>> BEGIN Input

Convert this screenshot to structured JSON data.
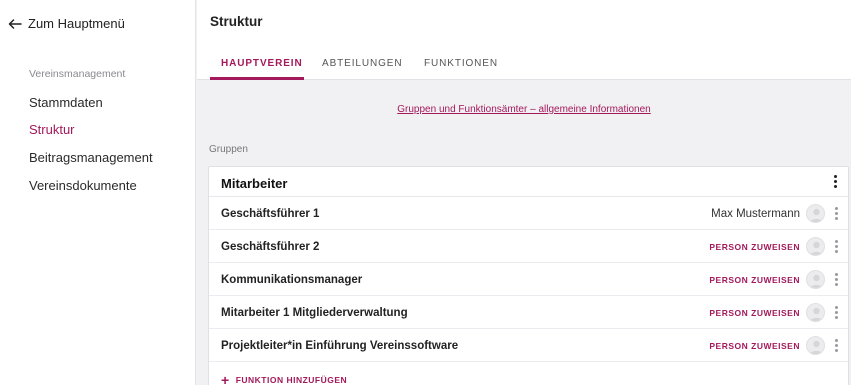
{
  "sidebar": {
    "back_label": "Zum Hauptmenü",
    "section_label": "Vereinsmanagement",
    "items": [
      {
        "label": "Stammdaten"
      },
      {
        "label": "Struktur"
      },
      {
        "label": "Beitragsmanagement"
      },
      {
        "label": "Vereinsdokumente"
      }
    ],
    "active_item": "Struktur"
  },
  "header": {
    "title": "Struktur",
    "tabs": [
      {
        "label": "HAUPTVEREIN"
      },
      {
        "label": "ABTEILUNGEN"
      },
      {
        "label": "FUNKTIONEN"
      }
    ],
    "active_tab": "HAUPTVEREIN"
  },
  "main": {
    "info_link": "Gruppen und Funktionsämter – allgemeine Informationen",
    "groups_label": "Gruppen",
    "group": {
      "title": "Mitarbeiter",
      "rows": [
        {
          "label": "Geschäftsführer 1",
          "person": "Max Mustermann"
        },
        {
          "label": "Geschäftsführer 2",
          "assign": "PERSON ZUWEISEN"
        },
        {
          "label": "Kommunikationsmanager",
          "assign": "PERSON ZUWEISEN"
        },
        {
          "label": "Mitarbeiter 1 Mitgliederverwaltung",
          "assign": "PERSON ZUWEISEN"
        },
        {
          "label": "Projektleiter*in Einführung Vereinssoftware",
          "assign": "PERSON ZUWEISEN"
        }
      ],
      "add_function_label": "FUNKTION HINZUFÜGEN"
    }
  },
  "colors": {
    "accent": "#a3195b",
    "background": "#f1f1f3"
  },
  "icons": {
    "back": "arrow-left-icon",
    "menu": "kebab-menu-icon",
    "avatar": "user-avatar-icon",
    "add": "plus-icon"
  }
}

>> END Input
>> BEGIN Input

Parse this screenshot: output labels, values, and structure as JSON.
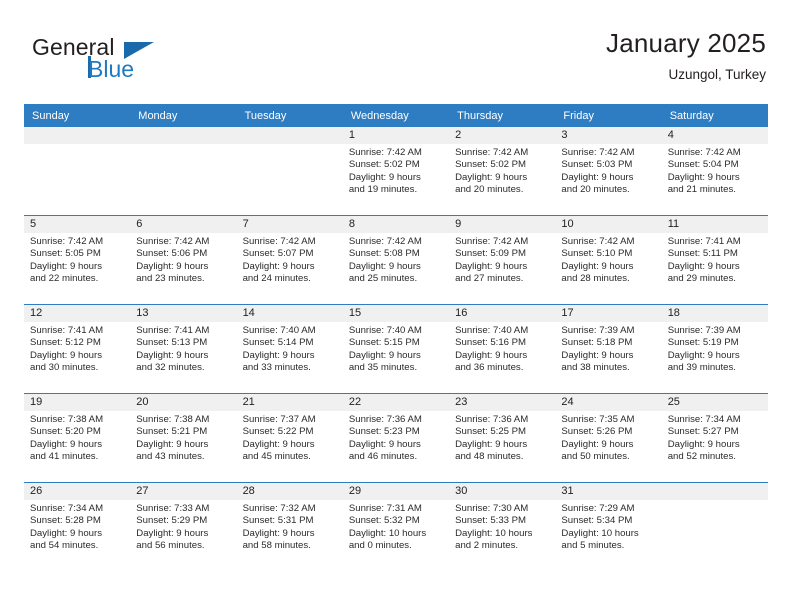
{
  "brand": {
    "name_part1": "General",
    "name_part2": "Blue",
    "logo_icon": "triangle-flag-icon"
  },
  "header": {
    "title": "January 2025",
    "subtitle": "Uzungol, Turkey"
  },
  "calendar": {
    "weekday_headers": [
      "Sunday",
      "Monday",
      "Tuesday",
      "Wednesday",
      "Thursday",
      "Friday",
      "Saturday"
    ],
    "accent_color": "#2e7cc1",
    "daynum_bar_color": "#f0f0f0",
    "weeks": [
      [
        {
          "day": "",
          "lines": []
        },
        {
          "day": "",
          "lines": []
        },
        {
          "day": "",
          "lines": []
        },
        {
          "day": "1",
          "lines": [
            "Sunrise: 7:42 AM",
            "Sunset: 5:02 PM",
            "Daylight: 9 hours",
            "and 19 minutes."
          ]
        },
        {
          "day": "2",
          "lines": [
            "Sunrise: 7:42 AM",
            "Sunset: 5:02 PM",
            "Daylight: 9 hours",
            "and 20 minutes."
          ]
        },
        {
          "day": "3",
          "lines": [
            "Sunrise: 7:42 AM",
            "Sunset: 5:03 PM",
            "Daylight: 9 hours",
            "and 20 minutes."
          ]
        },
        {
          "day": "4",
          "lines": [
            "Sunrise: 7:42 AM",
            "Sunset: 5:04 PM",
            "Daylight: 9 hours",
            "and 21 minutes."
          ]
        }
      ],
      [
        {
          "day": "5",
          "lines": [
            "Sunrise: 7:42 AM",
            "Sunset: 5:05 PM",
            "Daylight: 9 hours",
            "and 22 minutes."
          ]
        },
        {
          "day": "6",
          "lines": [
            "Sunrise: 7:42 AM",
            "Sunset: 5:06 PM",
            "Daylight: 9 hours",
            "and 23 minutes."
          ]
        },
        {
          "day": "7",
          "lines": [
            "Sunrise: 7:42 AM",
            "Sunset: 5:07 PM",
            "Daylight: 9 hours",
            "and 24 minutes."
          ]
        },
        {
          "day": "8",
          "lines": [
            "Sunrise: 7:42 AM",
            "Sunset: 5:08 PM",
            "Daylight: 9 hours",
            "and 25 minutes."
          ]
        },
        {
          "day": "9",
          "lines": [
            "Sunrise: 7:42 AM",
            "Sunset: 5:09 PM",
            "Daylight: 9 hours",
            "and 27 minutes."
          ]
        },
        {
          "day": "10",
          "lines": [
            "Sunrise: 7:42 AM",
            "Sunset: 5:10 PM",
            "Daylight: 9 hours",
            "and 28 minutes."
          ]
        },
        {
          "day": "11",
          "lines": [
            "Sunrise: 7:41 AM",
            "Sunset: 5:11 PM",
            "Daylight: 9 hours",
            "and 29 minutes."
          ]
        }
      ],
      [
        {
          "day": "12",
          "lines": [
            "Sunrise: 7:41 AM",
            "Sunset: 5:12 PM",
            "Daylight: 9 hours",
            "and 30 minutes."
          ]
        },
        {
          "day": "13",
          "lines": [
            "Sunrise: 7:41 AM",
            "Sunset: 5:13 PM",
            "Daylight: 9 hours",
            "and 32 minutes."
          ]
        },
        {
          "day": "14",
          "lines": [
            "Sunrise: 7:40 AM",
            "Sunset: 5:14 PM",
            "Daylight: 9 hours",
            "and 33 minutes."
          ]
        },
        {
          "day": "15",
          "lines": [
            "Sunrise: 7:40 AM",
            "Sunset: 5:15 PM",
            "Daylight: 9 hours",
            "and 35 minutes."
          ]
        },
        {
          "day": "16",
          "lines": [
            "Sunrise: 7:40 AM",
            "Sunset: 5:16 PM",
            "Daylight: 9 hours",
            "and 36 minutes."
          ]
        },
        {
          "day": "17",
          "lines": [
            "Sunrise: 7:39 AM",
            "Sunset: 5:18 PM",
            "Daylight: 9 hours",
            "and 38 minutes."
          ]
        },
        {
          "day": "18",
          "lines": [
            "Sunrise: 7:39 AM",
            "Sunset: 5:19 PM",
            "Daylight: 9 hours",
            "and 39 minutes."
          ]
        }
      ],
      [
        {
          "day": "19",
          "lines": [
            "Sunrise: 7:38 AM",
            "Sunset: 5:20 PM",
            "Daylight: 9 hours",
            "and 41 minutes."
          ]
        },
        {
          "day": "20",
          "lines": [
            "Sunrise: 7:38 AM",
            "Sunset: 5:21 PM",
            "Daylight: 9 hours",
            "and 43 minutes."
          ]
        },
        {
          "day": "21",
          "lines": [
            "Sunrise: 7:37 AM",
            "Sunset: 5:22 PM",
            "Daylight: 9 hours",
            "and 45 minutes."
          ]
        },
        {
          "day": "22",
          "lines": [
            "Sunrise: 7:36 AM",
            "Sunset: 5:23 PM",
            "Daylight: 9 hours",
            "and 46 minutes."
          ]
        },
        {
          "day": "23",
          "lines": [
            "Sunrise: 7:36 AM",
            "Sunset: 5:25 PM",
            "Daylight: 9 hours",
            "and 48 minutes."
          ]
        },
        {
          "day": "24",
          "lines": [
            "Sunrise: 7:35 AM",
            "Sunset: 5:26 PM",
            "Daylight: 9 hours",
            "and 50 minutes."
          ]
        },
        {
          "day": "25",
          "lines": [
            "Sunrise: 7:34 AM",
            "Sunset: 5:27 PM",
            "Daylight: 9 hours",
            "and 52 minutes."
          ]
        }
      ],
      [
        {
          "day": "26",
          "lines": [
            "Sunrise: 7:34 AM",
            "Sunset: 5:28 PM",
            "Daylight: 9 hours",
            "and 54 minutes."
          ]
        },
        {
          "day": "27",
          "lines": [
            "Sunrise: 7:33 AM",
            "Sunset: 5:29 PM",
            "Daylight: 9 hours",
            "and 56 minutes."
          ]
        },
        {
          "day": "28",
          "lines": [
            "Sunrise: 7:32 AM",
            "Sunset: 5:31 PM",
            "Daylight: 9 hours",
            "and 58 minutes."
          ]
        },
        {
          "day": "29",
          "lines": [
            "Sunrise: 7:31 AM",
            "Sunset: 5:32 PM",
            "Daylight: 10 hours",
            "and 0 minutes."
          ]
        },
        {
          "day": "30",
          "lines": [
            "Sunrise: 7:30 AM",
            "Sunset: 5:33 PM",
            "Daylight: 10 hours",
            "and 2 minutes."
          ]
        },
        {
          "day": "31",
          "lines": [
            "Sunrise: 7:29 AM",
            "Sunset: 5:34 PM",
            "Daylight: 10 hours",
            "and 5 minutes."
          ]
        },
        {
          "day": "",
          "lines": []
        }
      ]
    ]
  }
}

>> END Input

* [Prompt] Copy out each line of the listing that holds "Geschäftsführer".

* [Output of the task]
          "label": "Geschäftsführer 1",
          "label": "Geschäftsführer 2",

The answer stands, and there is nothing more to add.